━━━━━ Listing

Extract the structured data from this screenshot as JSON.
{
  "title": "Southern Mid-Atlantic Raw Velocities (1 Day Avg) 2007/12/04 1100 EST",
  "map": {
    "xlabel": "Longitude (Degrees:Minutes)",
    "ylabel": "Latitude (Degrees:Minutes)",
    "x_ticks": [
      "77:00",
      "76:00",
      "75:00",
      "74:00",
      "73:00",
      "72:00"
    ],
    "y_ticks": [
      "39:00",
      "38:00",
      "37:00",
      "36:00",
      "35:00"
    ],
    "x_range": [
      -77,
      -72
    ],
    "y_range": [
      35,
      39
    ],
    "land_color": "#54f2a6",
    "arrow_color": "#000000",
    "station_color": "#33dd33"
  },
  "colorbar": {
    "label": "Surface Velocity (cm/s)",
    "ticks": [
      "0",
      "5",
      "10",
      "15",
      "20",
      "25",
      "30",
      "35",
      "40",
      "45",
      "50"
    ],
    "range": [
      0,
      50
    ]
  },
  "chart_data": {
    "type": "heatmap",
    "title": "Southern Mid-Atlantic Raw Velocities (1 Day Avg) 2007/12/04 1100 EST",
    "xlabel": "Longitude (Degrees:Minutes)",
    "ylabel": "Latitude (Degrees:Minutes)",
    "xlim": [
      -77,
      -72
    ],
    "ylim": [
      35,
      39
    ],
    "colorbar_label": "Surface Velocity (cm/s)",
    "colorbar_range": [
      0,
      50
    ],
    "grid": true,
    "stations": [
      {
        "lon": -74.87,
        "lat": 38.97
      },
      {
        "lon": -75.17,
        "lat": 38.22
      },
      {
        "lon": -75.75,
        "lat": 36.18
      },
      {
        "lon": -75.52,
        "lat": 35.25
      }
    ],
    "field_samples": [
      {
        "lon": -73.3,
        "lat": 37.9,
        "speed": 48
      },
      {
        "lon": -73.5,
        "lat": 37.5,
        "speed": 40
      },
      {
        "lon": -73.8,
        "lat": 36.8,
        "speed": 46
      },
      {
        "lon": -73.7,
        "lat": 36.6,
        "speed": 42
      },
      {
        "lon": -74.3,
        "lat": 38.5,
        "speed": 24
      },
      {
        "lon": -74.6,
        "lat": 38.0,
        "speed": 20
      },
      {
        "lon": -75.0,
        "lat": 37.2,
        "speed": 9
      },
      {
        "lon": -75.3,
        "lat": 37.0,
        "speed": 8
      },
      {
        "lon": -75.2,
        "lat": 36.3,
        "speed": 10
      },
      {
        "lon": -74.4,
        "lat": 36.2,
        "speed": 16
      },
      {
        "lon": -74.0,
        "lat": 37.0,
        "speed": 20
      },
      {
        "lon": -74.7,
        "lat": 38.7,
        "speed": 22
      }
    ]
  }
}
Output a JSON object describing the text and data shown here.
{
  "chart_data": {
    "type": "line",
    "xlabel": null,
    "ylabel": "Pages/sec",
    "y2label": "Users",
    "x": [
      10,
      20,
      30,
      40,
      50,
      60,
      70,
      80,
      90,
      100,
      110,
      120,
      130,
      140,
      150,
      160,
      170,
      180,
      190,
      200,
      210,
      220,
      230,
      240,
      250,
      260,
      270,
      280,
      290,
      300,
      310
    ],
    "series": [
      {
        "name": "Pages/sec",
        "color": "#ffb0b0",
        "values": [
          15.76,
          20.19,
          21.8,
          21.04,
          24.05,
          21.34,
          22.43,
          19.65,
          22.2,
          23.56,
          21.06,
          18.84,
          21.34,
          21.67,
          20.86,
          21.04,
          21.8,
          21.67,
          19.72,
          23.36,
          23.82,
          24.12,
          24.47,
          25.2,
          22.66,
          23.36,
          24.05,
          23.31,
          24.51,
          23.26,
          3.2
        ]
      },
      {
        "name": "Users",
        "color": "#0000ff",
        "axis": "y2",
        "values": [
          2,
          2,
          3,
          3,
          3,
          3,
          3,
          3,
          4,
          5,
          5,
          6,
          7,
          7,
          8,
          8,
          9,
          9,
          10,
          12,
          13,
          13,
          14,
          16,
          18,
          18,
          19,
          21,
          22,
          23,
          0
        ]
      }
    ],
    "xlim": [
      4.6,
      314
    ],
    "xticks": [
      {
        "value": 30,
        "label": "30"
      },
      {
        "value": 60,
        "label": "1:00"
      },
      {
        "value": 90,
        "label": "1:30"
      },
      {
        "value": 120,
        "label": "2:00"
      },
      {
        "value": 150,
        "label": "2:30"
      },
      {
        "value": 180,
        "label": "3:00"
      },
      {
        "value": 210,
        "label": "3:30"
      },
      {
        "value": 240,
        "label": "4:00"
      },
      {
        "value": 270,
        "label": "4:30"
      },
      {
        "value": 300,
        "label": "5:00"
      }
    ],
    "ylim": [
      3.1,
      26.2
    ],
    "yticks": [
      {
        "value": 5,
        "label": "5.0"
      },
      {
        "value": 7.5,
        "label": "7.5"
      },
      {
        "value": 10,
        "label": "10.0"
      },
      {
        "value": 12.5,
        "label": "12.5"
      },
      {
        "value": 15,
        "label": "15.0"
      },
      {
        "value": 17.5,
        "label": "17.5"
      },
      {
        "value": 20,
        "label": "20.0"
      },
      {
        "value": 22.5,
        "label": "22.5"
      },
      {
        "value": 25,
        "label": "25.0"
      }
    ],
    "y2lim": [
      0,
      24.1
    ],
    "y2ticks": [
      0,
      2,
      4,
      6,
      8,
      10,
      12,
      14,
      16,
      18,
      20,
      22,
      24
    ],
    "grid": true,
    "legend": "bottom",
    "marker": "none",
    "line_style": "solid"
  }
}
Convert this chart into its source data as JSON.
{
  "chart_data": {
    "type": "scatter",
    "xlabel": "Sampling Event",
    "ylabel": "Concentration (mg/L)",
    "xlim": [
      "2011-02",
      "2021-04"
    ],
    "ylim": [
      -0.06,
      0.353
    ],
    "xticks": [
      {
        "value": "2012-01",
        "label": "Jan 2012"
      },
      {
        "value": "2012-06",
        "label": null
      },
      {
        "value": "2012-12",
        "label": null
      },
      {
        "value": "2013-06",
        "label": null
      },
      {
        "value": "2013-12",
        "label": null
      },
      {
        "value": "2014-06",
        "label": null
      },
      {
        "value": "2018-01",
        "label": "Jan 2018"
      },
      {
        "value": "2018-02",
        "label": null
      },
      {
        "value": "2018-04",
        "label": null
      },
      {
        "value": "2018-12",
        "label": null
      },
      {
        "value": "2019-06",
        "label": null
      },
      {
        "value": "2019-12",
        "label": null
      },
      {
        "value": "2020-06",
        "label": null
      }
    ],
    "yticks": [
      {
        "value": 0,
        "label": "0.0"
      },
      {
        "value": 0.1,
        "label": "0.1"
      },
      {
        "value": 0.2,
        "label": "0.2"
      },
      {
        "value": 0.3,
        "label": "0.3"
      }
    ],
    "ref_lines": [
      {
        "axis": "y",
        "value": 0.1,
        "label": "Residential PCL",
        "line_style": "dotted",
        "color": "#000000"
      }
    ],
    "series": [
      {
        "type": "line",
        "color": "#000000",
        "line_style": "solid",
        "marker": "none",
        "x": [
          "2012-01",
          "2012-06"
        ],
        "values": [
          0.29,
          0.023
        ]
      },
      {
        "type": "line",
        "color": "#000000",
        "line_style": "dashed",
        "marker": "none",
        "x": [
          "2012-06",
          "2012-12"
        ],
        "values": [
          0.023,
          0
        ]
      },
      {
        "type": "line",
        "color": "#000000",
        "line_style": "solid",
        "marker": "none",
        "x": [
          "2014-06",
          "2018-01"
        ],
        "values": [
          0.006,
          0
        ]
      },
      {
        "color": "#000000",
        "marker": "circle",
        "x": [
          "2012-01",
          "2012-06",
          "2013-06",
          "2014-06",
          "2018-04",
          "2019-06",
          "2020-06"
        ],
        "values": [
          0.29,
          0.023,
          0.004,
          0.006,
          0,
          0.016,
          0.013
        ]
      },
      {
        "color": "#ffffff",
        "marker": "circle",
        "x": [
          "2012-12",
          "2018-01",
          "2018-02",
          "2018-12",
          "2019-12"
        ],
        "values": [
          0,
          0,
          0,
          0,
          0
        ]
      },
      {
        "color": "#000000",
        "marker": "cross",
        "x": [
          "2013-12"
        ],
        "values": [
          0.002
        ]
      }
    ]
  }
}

━━━━━━━━━━

## Written exercise
Each line that has the word "Surface" should be copied.

## Correct response
    "label": "Surface Velocity (cm/s)",
    "colorbar_label": "Surface Velocity (cm/s)",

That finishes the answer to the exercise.